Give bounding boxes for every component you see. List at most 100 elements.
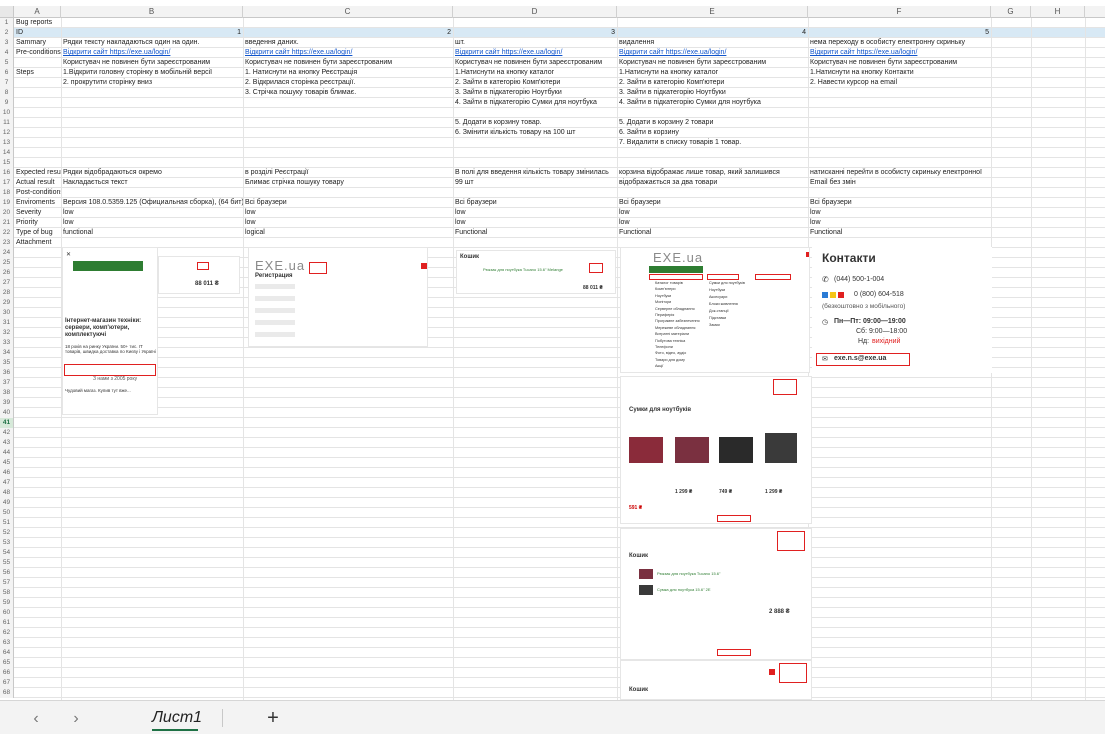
attachment-catalog-screenshot[interactable]: EXE.ua Каталог товарів Комп'ютери Ноутбуки… — [620, 247, 810, 373]
row-number[interactable]: 23 — [0, 238, 14, 248]
attachment-cart-two-items-screenshot[interactable]: Кошик Рюкзак для ноутбука Tucano 15.6" С… — [620, 528, 812, 660]
cell[interactable] — [453, 148, 617, 158]
row-number[interactable]: 34 — [0, 348, 14, 358]
cell[interactable]: low — [808, 218, 991, 228]
cell[interactable]: Actual result — [14, 178, 61, 188]
cell[interactable]: Severity — [14, 208, 61, 218]
cell[interactable]: Відкрити сайт https://exe.ua/login/ — [243, 48, 453, 58]
cell[interactable] — [453, 108, 617, 118]
column-header[interactable]: D — [453, 6, 617, 18]
cell[interactable]: Sammary — [14, 38, 61, 48]
row-number[interactable]: 29 — [0, 298, 14, 308]
cell[interactable] — [243, 98, 453, 108]
row-number[interactable]: 55 — [0, 558, 14, 568]
cell[interactable] — [453, 238, 617, 248]
cell[interactable]: в розділі Реєстрації — [243, 168, 453, 178]
cell[interactable]: Steps — [14, 68, 61, 78]
row-number[interactable]: 45 — [0, 458, 14, 468]
cell[interactable] — [14, 58, 61, 68]
row-number[interactable]: 3 — [0, 38, 14, 48]
prev-sheet-button[interactable]: ‹ — [26, 709, 46, 729]
row-number[interactable]: 38 — [0, 388, 14, 398]
cell[interactable]: Всі браузери — [243, 198, 453, 208]
row-number[interactable]: 54 — [0, 548, 14, 558]
attachment-search-strip[interactable]: 88 011 ₴ — [158, 256, 240, 294]
cell[interactable]: low — [808, 208, 991, 218]
row-number[interactable]: 46 — [0, 468, 14, 478]
row-number[interactable]: 63 — [0, 638, 14, 648]
row-number[interactable]: 15 — [0, 158, 14, 168]
cell[interactable]: Користувач не повинен бути зареєстровани… — [617, 58, 808, 68]
row-number[interactable]: 20 — [0, 208, 14, 218]
cell[interactable] — [243, 188, 453, 198]
cell[interactable]: low — [61, 208, 243, 218]
cell[interactable]: нема переходу в особисту електронну скри… — [808, 38, 991, 48]
cell[interactable] — [453, 138, 617, 148]
cell[interactable]: Functional — [453, 228, 617, 238]
attachment-register-screenshot[interactable]: EXE.ua Регистрация — [248, 247, 428, 347]
row-number[interactable]: 1 — [0, 18, 14, 28]
cell[interactable]: Версия 108.0.5359.125 (Официальная сборк… — [61, 198, 243, 208]
cell[interactable]: low — [453, 218, 617, 228]
cell[interactable] — [808, 158, 991, 168]
cell[interactable]: 5 — [808, 28, 991, 38]
cell[interactable] — [61, 118, 243, 128]
row-number[interactable]: 4 — [0, 48, 14, 58]
cell[interactable]: Expected result — [14, 168, 61, 178]
cell[interactable] — [617, 18, 808, 28]
cell[interactable]: Блимає стрічка пошуку товару — [243, 178, 453, 188]
attachment-contacts-screenshot[interactable]: Контакти ✆ (044) 500-1-004 0 (800) 604-5… — [812, 247, 992, 373]
cell[interactable] — [243, 18, 453, 28]
cell[interactable] — [61, 188, 243, 198]
cell[interactable]: low — [243, 218, 453, 228]
cell[interactable] — [61, 98, 243, 108]
column-header[interactable]: F — [808, 6, 991, 18]
cell[interactable]: low — [243, 208, 453, 218]
add-sheet-button[interactable]: + — [262, 707, 284, 729]
cell[interactable] — [14, 138, 61, 148]
row-number[interactable]: 40 — [0, 408, 14, 418]
row-number[interactable]: 68 — [0, 688, 14, 698]
cell[interactable]: Type of bug — [14, 228, 61, 238]
row-number[interactable]: 42 — [0, 428, 14, 438]
cell[interactable]: Pre-conditions — [14, 48, 61, 58]
cell[interactable] — [808, 88, 991, 98]
row-number[interactable]: 22 — [0, 228, 14, 238]
row-number[interactable]: 67 — [0, 678, 14, 688]
cell[interactable] — [617, 148, 808, 158]
row-number[interactable]: 11 — [0, 118, 14, 128]
cell[interactable] — [61, 128, 243, 138]
attachment-cart-quantity-screenshot[interactable]: Кошик Рюкзак для ноутбука Tucano 15.6" M… — [456, 250, 616, 294]
cell[interactable]: 3 — [453, 28, 617, 38]
row-number[interactable]: 7 — [0, 78, 14, 88]
cell[interactable]: Email без змін — [808, 178, 991, 188]
row-number[interactable]: 37 — [0, 378, 14, 388]
cell[interactable] — [617, 188, 808, 198]
cell[interactable] — [14, 118, 61, 128]
cell[interactable]: 2. Зайти в категорію Комп'ютери — [617, 78, 808, 88]
column-header[interactable]: A — [14, 6, 61, 18]
cell[interactable]: Всі браузери — [617, 198, 808, 208]
column-header[interactable]: E — [617, 6, 808, 18]
row-number[interactable]: 27 — [0, 278, 14, 288]
cell[interactable] — [243, 108, 453, 118]
cell[interactable] — [243, 158, 453, 168]
cell[interactable]: Всі браузери — [808, 198, 991, 208]
column-header[interactable]: G — [991, 6, 1031, 18]
cell[interactable]: Відкрити сайт https://exe.ua/login/ — [808, 48, 991, 58]
cell[interactable]: Накладається текст — [61, 178, 243, 188]
cell[interactable]: ID — [14, 28, 61, 38]
cell[interactable]: 2 — [243, 28, 453, 38]
cell[interactable]: 1. Натиснути на кнопку Реєстрація — [243, 68, 453, 78]
cell[interactable]: шт. — [453, 38, 617, 48]
row-number[interactable]: 52 — [0, 528, 14, 538]
cell[interactable]: Відкрити сайт https://exe.ua/login/ — [617, 48, 808, 58]
row-number[interactable]: 61 — [0, 618, 14, 628]
cell[interactable]: 6. Зайти в корзину — [617, 128, 808, 138]
row-number[interactable]: 43 — [0, 438, 14, 448]
row-number[interactable]: 28 — [0, 288, 14, 298]
row-number[interactable]: 6 — [0, 68, 14, 78]
cell[interactable]: видалення — [617, 38, 808, 48]
cell[interactable]: відображається за два товари — [617, 178, 808, 188]
cell[interactable]: functional — [61, 228, 243, 238]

▶ **REQUEST**
Please repeat all of the records above with every "row-number" switched to "row-label" and everything else unchanged. Leave the pictures out of your answer.

▶ **REPLY TO THE TASK**
Give bounding boxes for every component you see. List at most 100 elements.
attachment-catalog-screenshot[interactable]: EXE.ua Каталог товарів Комп'ютери Ноутбуки… — [620, 247, 810, 373]
row-label[interactable]: 23 — [0, 238, 14, 248]
attachment-cart-two-items-screenshot[interactable]: Кошик Рюкзак для ноутбука Tucano 15.6" С… — [620, 528, 812, 660]
cell[interactable] — [453, 148, 617, 158]
row-label[interactable]: 34 — [0, 348, 14, 358]
cell[interactable]: low — [808, 218, 991, 228]
cell[interactable]: Actual result — [14, 178, 61, 188]
cell[interactable]: Severity — [14, 208, 61, 218]
cell[interactable]: Відкрити сайт https://exe.ua/login/ — [243, 48, 453, 58]
cell[interactable] — [453, 108, 617, 118]
column-header[interactable]: D — [453, 6, 617, 18]
cell[interactable]: Sammary — [14, 38, 61, 48]
row-label[interactable]: 29 — [0, 298, 14, 308]
cell[interactable] — [243, 98, 453, 108]
row-label[interactable]: 55 — [0, 558, 14, 568]
cell[interactable] — [453, 238, 617, 248]
cell[interactable]: в розділі Реєстрації — [243, 168, 453, 178]
cell[interactable]: Steps — [14, 68, 61, 78]
row-label[interactable]: 45 — [0, 458, 14, 468]
cell[interactable] — [14, 58, 61, 68]
row-label[interactable]: 3 — [0, 38, 14, 48]
prev-sheet-button[interactable]: ‹ — [26, 709, 46, 729]
row-label[interactable]: 38 — [0, 388, 14, 398]
cell[interactable]: Всі браузери — [243, 198, 453, 208]
row-label[interactable]: 54 — [0, 548, 14, 558]
attachment-search-strip[interactable]: 88 011 ₴ — [158, 256, 240, 294]
cell[interactable]: low — [808, 208, 991, 218]
row-label[interactable]: 46 — [0, 468, 14, 478]
row-label[interactable]: 63 — [0, 638, 14, 648]
row-label[interactable]: 15 — [0, 158, 14, 168]
cell[interactable]: Користувач не повинен бути зареєстровани… — [617, 58, 808, 68]
row-label[interactable]: 20 — [0, 208, 14, 218]
cell[interactable] — [243, 188, 453, 198]
cell[interactable]: low — [61, 208, 243, 218]
cell[interactable]: нема переходу в особисту електронну скри… — [808, 38, 991, 48]
cell[interactable] — [453, 138, 617, 148]
cell[interactable]: Functional — [453, 228, 617, 238]
attachment-register-screenshot[interactable]: EXE.ua Регистрация — [248, 247, 428, 347]
row-label[interactable]: 1 — [0, 18, 14, 28]
cell[interactable]: Версия 108.0.5359.125 (Официальная сборк… — [61, 198, 243, 208]
cell[interactable]: low — [453, 218, 617, 228]
cell[interactable] — [808, 158, 991, 168]
cell[interactable]: 5 — [808, 28, 991, 38]
cell[interactable] — [61, 118, 243, 128]
row-label[interactable]: 4 — [0, 48, 14, 58]
cell[interactable]: Expected result — [14, 168, 61, 178]
cell[interactable] — [617, 18, 808, 28]
cell[interactable]: Блимає стрічка пошуку товару — [243, 178, 453, 188]
attachment-contacts-screenshot[interactable]: Контакти ✆ (044) 500-1-004 0 (800) 604-5… — [812, 247, 992, 373]
cell[interactable] — [243, 18, 453, 28]
cell[interactable] — [61, 188, 243, 198]
cell[interactable]: low — [243, 218, 453, 228]
cell[interactable] — [61, 98, 243, 108]
column-header[interactable]: F — [808, 6, 991, 18]
cell[interactable]: low — [243, 208, 453, 218]
add-sheet-button[interactable]: + — [262, 707, 284, 729]
cell[interactable] — [14, 138, 61, 148]
row-label[interactable]: 40 — [0, 408, 14, 418]
row-label[interactable]: 68 — [0, 688, 14, 698]
cell[interactable]: Type of bug — [14, 228, 61, 238]
row-label[interactable]: 42 — [0, 428, 14, 438]
cell[interactable]: Pre-conditions — [14, 48, 61, 58]
cell[interactable] — [808, 88, 991, 98]
row-label[interactable]: 22 — [0, 228, 14, 238]
row-label[interactable]: 67 — [0, 678, 14, 688]
cell[interactable] — [617, 148, 808, 158]
row-label[interactable]: 11 — [0, 118, 14, 128]
cell[interactable] — [61, 128, 243, 138]
attachment-cart-quantity-screenshot[interactable]: Кошик Рюкзак для ноутбука Tucano 15.6" M… — [456, 250, 616, 294]
cell[interactable]: 3 — [453, 28, 617, 38]
row-label[interactable]: 7 — [0, 78, 14, 88]
cell[interactable]: Email без змін — [808, 178, 991, 188]
row-label[interactable]: 37 — [0, 378, 14, 388]
cell[interactable] — [617, 188, 808, 198]
cell[interactable] — [14, 118, 61, 128]
cell[interactable]: 2. Зайти в категорію Комп'ютери — [617, 78, 808, 88]
column-header[interactable]: A — [14, 6, 61, 18]
cell[interactable]: Всі браузери — [617, 198, 808, 208]
column-header[interactable]: E — [617, 6, 808, 18]
row-label[interactable]: 27 — [0, 278, 14, 288]
cell[interactable] — [243, 108, 453, 118]
cell[interactable] — [243, 158, 453, 168]
cell[interactable]: Всі браузери — [808, 198, 991, 208]
column-header[interactable]: G — [991, 6, 1031, 18]
cell[interactable]: Відкрити сайт https://exe.ua/login/ — [808, 48, 991, 58]
cell[interactable]: Накладається текст — [61, 178, 243, 188]
cell[interactable]: ID — [14, 28, 61, 38]
cell[interactable]: 2 — [243, 28, 453, 38]
cell[interactable]: 1. Натиснути на кнопку Реєстрація — [243, 68, 453, 78]
cell[interactable]: шт. — [453, 38, 617, 48]
row-label[interactable]: 52 — [0, 528, 14, 538]
cell[interactable]: Відкрити сайт https://exe.ua/login/ — [617, 48, 808, 58]
row-label[interactable]: 61 — [0, 618, 14, 628]
cell[interactable]: 6. Зайти в корзину — [617, 128, 808, 138]
row-label[interactable]: 43 — [0, 438, 14, 448]
row-label[interactable]: 28 — [0, 288, 14, 298]
row-label[interactable]: 6 — [0, 68, 14, 78]
cell[interactable]: видалення — [617, 38, 808, 48]
cell[interactable]: відображається за два товари — [617, 178, 808, 188]
cell[interactable]: functional — [61, 228, 243, 238]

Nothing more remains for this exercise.